• [WRITTEN INSTRUCTION]:
Check each line of the data for "heading" and select those that have it.

────────────────────

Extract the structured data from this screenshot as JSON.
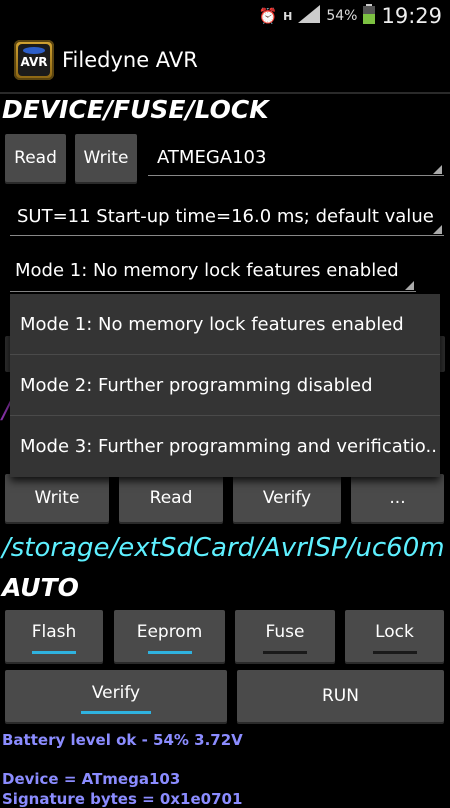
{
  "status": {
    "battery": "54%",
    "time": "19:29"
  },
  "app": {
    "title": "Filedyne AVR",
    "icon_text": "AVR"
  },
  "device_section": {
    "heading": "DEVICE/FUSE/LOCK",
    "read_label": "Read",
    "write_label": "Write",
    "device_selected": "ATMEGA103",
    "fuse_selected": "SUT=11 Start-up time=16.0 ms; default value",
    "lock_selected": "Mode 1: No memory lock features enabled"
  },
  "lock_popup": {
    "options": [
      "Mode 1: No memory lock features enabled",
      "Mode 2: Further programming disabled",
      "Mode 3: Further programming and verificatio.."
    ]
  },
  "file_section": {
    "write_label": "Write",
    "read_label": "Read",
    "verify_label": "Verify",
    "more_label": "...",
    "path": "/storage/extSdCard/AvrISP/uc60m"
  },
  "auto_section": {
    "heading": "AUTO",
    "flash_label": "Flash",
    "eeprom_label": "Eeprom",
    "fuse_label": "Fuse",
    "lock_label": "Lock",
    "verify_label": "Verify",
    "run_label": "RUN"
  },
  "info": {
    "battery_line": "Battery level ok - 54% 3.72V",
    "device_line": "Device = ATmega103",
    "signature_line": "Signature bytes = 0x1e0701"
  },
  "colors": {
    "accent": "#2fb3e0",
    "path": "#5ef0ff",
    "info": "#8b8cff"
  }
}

────────────────────

• [COMPLETE RESPONSE]:
    "heading": "DEVICE/FUSE/LOCK",
    "heading": "AUTO",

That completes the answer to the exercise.